• _Dataset content_
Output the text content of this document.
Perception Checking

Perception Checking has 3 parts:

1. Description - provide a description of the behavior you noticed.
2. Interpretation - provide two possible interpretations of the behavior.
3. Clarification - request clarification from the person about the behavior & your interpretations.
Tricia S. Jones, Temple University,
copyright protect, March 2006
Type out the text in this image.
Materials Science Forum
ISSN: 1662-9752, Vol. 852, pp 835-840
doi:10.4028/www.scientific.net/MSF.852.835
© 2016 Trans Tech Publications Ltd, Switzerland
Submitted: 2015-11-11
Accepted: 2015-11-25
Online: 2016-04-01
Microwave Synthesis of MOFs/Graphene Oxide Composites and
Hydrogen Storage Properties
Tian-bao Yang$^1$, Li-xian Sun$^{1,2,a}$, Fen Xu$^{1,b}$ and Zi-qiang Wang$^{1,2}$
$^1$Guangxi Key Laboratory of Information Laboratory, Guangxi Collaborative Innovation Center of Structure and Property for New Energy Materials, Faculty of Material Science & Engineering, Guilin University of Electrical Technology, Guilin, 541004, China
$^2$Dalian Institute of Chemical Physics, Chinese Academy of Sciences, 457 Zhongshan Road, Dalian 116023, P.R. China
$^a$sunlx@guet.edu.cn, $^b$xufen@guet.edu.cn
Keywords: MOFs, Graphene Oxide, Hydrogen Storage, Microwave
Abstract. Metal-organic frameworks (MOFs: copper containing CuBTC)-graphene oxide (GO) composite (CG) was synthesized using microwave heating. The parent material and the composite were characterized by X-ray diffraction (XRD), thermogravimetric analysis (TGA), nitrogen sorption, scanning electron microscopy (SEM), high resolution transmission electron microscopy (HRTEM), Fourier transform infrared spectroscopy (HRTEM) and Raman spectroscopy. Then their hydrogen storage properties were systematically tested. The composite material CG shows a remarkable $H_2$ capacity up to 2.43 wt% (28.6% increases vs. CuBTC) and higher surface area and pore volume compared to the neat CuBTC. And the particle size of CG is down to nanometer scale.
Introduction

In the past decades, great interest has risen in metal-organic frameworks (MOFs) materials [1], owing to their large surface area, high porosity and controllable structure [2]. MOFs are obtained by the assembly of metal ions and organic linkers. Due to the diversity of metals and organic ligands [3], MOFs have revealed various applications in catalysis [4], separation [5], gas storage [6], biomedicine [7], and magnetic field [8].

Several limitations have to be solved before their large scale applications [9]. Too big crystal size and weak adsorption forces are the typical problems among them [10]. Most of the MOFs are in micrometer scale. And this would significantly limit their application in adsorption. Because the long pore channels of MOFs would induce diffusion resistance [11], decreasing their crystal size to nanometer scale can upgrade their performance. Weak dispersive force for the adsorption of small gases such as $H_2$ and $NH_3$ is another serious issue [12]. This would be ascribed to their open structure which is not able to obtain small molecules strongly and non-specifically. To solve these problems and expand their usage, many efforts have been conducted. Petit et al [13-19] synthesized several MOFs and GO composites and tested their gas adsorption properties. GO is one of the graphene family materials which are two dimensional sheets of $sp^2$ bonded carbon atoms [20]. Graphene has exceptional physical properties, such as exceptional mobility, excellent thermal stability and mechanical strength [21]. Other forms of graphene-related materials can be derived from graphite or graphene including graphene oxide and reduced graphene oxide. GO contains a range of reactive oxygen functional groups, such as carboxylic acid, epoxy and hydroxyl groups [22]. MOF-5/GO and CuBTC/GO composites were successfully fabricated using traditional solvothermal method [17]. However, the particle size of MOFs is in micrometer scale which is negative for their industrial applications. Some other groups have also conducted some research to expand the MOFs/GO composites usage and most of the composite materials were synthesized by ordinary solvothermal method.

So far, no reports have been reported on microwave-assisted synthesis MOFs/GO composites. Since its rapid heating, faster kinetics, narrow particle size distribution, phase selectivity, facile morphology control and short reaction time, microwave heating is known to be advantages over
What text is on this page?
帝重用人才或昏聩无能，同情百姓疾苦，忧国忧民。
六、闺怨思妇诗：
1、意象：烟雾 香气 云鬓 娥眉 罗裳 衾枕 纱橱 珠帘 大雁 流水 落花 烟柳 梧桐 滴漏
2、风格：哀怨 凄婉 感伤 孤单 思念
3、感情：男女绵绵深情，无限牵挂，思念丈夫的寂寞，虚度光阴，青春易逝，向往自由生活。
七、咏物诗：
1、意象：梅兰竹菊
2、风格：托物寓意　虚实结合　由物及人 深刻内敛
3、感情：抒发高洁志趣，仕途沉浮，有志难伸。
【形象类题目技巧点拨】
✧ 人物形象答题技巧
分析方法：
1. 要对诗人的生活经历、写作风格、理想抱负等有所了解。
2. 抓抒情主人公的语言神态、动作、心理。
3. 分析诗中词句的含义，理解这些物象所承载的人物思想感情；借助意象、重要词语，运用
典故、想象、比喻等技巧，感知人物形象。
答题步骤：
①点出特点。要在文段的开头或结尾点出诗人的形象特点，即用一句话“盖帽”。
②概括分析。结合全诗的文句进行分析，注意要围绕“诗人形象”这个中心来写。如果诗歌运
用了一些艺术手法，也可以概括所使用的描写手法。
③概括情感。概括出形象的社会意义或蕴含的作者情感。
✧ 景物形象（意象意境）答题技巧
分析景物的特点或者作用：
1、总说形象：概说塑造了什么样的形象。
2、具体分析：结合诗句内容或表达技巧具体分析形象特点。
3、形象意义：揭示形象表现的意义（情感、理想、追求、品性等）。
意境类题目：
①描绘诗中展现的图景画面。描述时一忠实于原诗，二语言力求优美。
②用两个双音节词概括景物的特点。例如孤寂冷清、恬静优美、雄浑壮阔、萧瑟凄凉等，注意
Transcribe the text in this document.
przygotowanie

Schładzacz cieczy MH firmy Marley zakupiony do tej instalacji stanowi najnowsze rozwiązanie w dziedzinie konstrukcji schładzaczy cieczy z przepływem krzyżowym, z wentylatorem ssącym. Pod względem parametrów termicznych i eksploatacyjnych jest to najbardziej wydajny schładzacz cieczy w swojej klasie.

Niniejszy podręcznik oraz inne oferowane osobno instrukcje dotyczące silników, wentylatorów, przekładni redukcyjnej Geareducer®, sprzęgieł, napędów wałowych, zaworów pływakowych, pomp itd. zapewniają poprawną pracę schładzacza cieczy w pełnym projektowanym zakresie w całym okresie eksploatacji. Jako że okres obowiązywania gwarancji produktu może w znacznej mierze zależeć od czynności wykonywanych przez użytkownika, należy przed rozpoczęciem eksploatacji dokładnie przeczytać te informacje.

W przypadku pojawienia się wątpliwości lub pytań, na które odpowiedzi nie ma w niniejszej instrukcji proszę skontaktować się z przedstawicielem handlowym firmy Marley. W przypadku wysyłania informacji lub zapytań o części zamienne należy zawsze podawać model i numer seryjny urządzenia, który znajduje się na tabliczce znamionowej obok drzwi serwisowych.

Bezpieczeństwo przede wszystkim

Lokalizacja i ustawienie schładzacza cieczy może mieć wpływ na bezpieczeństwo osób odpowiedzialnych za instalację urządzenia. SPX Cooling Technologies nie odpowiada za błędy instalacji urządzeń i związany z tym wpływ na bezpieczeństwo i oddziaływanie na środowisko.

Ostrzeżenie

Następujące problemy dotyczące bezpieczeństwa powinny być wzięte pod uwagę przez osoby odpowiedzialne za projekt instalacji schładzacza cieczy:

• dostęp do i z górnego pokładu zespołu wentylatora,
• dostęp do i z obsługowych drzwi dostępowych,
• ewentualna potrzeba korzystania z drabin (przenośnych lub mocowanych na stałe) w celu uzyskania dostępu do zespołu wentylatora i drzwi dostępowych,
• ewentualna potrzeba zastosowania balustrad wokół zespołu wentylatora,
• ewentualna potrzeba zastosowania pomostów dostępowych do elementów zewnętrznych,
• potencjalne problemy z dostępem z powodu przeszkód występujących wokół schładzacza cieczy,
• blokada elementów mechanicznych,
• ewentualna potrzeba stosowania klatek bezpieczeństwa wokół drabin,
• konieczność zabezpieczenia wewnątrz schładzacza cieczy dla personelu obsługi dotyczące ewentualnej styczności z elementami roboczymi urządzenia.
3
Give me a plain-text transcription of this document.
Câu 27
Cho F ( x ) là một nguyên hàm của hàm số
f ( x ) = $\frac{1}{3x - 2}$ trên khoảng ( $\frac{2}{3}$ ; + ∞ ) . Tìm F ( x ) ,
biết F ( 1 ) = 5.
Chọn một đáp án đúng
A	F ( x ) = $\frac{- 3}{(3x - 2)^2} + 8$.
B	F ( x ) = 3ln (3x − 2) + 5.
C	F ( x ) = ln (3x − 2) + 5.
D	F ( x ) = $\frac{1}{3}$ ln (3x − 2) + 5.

• _Problem requirements_
Search the entries for the string "przez" and collect each line that has it.

• _Answer in full_
Niniejszy podręcznik oraz inne oferowane osobno instrukcje dotyczące silników, wentylatorów, przekładni redukcyjnej Geareducer®, sprzęgieł, napędów wałowych, zaworów pływakowych, pomp itd. zapewniają poprawną pracę schładzacza cieczy w pełnym projektowanym zakresie w całym okresie eksploatacji. Jako że okres obowiązywania gwarancji produktu może w znacznej mierze zależeć od czynności wykonywanych przez użytkownika, należy przed rozpoczęciem eksploatacji dokładnie przeczytać te informacje.
Następujące problemy dotyczące bezpieczeństwa powinny być wzięte pod uwagę przez osoby odpowiedzialne za projekt instalacji schładzacza cieczy:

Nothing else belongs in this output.